EXCERPTED TEXT Block Start
Liquid biopsies have recently been introduced as a diagnostic method from blood samples for detection of molecular biomarkers or very rare cells without the need of invasive procedures. Circulating tumor cells (CTC) or pieces of DNA from tumor cells that are circulating in the blood (circulating free DNA) can be found in cancer patients and have provided independent information on prognosis in early and advanced stages of cancer.
In addition to CTC, liquid biopsies are now being developed for detection of fetal circulating free DNA for prenatal screening of fetal aneuploidies (e.g. trisomies of chromosomes 21, 18, and 13).
However, fetal circulating free DNA is highly fragmented and compounded by a huge background of maternal DNA, limiting its utility for detection of genetic abnormalities, such as microdeletions and duplications with a small size. This could be overcome by the selection, in the maternal blood, of rare fetal cells, such as trophoblasts and erythroblasts.
EXCERPTED TEXT Block End
RAW DATA Block Start
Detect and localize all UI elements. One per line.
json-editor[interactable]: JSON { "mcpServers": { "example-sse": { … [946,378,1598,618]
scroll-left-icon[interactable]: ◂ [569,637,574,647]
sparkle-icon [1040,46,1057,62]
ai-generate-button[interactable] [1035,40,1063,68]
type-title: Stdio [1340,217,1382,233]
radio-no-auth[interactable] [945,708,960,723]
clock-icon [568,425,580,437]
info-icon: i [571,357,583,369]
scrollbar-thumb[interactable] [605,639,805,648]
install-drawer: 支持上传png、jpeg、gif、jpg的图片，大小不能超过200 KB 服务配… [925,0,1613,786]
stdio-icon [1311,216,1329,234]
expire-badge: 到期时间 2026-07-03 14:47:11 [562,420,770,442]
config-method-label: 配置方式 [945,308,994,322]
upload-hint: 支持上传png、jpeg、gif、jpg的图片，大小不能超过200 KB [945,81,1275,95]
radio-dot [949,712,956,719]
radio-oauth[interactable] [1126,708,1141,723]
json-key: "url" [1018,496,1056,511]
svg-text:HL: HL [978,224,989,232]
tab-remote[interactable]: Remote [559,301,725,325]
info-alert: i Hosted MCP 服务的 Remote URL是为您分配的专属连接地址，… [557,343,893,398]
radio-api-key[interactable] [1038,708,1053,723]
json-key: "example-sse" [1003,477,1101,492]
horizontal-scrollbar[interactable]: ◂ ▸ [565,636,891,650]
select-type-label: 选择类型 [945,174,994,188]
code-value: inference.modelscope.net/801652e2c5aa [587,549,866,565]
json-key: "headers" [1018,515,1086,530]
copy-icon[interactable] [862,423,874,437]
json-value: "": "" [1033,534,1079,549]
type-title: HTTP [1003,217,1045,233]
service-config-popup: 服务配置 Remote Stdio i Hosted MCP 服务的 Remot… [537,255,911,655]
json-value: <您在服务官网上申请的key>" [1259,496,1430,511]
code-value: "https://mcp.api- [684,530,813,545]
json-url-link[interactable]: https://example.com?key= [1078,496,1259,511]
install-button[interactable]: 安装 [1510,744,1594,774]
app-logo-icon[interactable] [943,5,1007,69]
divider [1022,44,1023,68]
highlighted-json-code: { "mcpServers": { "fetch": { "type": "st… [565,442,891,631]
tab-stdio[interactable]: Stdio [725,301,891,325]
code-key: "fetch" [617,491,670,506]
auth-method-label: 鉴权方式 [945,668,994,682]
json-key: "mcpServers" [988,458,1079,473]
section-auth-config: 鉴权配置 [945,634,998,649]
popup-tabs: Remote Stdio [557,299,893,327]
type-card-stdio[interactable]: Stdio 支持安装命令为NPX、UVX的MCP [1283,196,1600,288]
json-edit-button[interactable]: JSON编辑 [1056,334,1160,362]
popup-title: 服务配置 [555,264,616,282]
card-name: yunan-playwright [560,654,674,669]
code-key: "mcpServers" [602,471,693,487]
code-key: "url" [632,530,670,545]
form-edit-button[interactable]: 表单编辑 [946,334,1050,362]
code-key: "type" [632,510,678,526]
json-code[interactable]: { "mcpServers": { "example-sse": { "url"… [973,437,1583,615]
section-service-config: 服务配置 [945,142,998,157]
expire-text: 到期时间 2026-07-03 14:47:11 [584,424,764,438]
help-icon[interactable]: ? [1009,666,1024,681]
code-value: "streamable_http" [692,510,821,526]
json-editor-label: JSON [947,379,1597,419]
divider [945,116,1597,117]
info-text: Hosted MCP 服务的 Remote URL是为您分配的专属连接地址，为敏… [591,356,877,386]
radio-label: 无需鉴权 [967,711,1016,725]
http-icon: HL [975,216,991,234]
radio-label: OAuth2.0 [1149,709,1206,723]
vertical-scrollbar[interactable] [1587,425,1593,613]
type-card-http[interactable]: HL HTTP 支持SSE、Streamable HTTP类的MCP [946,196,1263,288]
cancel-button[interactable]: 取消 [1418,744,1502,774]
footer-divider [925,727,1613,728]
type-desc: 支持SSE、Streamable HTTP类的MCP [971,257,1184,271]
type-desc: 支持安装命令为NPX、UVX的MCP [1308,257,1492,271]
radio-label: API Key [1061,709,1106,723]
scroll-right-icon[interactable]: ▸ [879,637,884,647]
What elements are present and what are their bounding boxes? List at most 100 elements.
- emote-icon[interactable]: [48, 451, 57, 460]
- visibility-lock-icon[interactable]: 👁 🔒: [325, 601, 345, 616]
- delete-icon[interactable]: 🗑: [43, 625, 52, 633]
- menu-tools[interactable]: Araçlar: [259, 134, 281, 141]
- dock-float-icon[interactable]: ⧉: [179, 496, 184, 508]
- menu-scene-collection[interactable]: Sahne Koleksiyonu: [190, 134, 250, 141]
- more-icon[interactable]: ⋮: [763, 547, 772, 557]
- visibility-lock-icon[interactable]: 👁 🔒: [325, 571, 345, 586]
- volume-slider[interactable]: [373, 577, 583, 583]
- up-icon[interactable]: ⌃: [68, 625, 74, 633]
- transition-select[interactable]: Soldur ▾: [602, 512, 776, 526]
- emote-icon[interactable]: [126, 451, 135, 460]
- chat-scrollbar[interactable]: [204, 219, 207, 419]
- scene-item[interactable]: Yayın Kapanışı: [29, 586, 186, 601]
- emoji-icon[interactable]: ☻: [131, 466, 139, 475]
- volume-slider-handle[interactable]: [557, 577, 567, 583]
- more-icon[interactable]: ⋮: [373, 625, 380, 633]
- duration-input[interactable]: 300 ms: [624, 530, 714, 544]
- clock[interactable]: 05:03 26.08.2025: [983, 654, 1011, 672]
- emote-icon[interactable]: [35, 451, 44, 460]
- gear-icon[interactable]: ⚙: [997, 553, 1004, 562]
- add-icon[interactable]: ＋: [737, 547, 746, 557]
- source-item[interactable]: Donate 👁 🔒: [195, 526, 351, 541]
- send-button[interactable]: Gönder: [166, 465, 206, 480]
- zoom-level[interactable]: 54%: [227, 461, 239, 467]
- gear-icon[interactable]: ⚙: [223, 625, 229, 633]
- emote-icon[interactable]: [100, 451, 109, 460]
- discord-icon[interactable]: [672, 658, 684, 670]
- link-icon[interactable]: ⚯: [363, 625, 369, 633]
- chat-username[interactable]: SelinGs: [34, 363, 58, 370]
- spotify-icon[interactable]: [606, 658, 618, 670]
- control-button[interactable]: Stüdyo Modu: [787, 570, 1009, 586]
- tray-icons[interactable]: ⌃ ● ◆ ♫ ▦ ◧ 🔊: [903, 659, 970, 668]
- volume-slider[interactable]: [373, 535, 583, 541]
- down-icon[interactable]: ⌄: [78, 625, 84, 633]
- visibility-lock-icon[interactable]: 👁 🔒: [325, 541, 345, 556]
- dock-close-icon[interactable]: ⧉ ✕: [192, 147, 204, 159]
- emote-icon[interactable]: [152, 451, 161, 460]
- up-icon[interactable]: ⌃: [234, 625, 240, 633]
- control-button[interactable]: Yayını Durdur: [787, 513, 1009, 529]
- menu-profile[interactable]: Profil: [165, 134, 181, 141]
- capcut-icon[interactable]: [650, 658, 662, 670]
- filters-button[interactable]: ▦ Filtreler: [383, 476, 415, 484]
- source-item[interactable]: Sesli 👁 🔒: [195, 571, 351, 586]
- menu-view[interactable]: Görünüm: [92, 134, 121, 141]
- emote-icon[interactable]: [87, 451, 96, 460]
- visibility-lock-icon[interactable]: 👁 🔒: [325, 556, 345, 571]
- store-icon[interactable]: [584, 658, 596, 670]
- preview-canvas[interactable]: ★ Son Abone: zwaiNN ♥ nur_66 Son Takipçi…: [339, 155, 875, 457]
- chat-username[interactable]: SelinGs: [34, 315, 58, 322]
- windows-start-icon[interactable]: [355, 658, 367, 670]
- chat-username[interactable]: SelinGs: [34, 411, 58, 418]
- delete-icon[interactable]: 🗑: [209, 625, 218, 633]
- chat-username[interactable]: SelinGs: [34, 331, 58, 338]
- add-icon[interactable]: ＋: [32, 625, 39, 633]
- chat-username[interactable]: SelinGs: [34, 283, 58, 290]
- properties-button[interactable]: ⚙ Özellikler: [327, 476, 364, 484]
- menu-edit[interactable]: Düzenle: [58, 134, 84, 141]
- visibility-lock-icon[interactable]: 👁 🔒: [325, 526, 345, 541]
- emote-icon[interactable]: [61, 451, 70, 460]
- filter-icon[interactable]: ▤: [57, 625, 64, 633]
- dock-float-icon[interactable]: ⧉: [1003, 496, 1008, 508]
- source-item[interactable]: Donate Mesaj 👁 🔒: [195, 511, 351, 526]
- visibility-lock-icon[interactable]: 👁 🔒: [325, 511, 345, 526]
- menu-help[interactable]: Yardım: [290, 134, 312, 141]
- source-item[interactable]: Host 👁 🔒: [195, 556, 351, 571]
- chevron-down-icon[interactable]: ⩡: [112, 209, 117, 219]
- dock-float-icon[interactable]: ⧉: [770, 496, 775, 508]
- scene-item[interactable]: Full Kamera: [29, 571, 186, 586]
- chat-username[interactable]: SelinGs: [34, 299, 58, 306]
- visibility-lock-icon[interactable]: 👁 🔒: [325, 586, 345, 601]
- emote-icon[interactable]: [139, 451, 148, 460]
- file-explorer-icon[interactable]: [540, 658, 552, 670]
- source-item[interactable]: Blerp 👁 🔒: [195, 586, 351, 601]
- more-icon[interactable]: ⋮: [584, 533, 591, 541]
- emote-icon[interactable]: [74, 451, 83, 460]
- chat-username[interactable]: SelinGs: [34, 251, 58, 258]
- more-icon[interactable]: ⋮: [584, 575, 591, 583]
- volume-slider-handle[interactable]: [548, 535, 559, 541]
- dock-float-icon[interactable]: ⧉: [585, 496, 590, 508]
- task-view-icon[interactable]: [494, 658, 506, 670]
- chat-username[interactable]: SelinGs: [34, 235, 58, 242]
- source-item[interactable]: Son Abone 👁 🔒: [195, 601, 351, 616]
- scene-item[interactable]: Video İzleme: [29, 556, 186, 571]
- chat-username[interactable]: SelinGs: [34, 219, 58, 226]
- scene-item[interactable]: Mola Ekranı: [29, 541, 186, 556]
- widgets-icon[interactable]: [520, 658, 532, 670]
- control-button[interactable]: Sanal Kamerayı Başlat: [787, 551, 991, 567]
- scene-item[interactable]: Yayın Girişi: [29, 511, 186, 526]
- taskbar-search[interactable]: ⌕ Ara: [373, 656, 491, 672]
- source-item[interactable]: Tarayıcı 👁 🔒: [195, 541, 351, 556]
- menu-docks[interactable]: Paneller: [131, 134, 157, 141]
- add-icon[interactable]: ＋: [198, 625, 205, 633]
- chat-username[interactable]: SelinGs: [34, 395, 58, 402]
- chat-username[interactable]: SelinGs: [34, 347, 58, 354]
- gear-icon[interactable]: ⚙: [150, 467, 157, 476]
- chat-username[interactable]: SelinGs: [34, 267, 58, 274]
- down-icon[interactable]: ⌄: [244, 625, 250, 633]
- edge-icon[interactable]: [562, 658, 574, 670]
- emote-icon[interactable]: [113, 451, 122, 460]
RAW DATA Block End
» EXERCISES TO COMPLETE
1. According to the passage on liquid biopsies, which rare fetal cells could be selected from maternal blood?
2. Write the next part of the passage on liquid biopsies, picking up after its final sentence.
The rows have no connection to the passage on liquid biopsies.

» ACTIVITY ANSWERS
1. Trophoblasts and erythroblasts.

2.
For many years the challenge in circulating fetal cells research was their isolation in a high throughput and automated way for clinical applications.
MBS has developed automated and high throughput methods that allow their detection, isolation and recovery as single cells from maternal blood. The availability of unfragmented genome from the isolated single fetal cells can provid unique information to detect alteration such as microdeletions and microduplications as small as 1.0Mb, often responsible of clinically relevant genetic diseases.